Listed entries
>> START
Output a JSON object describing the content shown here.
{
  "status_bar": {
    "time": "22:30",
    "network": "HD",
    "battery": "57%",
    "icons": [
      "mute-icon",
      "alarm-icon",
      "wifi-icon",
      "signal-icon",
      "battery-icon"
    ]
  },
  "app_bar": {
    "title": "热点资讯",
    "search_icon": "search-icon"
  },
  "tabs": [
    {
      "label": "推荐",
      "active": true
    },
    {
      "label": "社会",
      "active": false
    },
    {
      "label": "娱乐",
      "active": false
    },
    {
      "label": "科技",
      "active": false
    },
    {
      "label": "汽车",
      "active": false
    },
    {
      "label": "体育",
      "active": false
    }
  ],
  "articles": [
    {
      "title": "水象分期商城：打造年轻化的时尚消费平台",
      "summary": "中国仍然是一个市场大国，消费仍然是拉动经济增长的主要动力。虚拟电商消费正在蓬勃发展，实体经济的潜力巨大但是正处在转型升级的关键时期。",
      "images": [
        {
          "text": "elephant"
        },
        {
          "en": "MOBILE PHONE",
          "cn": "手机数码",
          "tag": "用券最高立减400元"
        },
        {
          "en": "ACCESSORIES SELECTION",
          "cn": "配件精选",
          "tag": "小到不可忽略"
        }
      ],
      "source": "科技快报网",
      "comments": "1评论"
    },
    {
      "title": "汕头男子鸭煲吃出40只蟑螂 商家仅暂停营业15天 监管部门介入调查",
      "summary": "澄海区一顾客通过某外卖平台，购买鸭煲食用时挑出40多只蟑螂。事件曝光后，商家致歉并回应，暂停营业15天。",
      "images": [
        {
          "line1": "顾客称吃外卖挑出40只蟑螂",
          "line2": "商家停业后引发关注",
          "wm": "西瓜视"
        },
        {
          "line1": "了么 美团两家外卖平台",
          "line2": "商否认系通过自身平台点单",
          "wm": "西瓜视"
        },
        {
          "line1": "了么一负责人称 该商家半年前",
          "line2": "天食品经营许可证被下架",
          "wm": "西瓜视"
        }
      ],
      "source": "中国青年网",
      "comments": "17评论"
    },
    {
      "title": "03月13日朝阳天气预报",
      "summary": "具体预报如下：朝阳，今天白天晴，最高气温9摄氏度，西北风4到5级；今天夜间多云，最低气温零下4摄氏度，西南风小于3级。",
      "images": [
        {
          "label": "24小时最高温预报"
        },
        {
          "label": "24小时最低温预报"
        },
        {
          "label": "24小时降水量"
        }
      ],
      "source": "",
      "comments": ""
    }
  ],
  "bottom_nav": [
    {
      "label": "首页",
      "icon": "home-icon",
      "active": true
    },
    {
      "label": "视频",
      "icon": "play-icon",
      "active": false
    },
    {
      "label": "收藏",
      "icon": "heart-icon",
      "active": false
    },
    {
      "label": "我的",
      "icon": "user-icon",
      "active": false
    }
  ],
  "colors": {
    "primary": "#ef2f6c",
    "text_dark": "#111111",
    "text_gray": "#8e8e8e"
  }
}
>> END
Exercise directions
Using the data above, print every record exactly as shown.

Task answer
Output a JSON object describing the content shown here.
{
  "status_bar": {
    "time": "22:30",
    "network": "HD",
    "battery": "57%",
    "icons": [
      "mute-icon",
      "alarm-icon",
      "wifi-icon",
      "signal-icon",
      "battery-icon"
    ]
  },
  "app_bar": {
    "title": "热点资讯",
    "search_icon": "search-icon"
  },
  "tabs": [
    {
      "label": "推荐",
      "active": true
    },
    {
      "label": "社会",
      "active": false
    },
    {
      "label": "娱乐",
      "active": false
    },
    {
      "label": "科技",
      "active": false
    },
    {
      "label": "汽车",
      "active": false
    },
    {
      "label": "体育",
      "active": false
    }
  ],
  "articles": [
    {
      "title": "水象分期商城：打造年轻化的时尚消费平台",
      "summary": "中国仍然是一个市场大国，消费仍然是拉动经济增长的主要动力。虚拟电商消费正在蓬勃发展，实体经济的潜力巨大但是正处在转型升级的关键时期。",
      "images": [
        {
          "text": "elephant"
        },
        {
          "en": "MOBILE PHONE",
          "cn": "手机数码",
          "tag": "用券最高立减400元"
        },
        {
          "en": "ACCESSORIES SELECTION",
          "cn": "配件精选",
          "tag": "小到不可忽略"
        }
      ],
      "source": "科技快报网",
      "comments": "1评论"
    },
    {
      "title": "汕头男子鸭煲吃出40只蟑螂 商家仅暂停营业15天 监管部门介入调查",
      "summary": "澄海区一顾客通过某外卖平台，购买鸭煲食用时挑出40多只蟑螂。事件曝光后，商家致歉并回应，暂停营业15天。",
      "images": [
        {
          "line1": "顾客称吃外卖挑出40只蟑螂",
          "line2": "商家停业后引发关注",
          "wm": "西瓜视"
        },
        {
          "line1": "了么 美团两家外卖平台",
          "line2": "商否认系通过自身平台点单",
          "wm": "西瓜视"
        },
        {
          "line1": "了么一负责人称 该商家半年前",
          "line2": "天食品经营许可证被下架",
          "wm": "西瓜视"
        }
      ],
      "source": "中国青年网",
      "comments": "17评论"
    },
    {
      "title": "03月13日朝阳天气预报",
      "summary": "具体预报如下：朝阳，今天白天晴，最高气温9摄氏度，西北风4到5级；今天夜间多云，最低气温零下4摄氏度，西南风小于3级。",
      "images": [
        {
          "label": "24小时最高温预报"
        },
        {
          "label": "24小时最低温预报"
        },
        {
          "label": "24小时降水量"
        }
      ],
      "source": "",
      "comments": ""
    }
  ],
  "bottom_nav": [
    {
      "label": "首页",
      "icon": "home-icon",
      "active": true
    },
    {
      "label": "视频",
      "icon": "play-icon",
      "active": false
    },
    {
      "label": "收藏",
      "icon": "heart-icon",
      "active": false
    },
    {
      "label": "我的",
      "icon": "user-icon",
      "active": false
    }
  ],
  "colors": {
    "primary": "#ef2f6c",
    "text_dark": "#111111",
    "text_gray": "#8e8e8e"
  }
}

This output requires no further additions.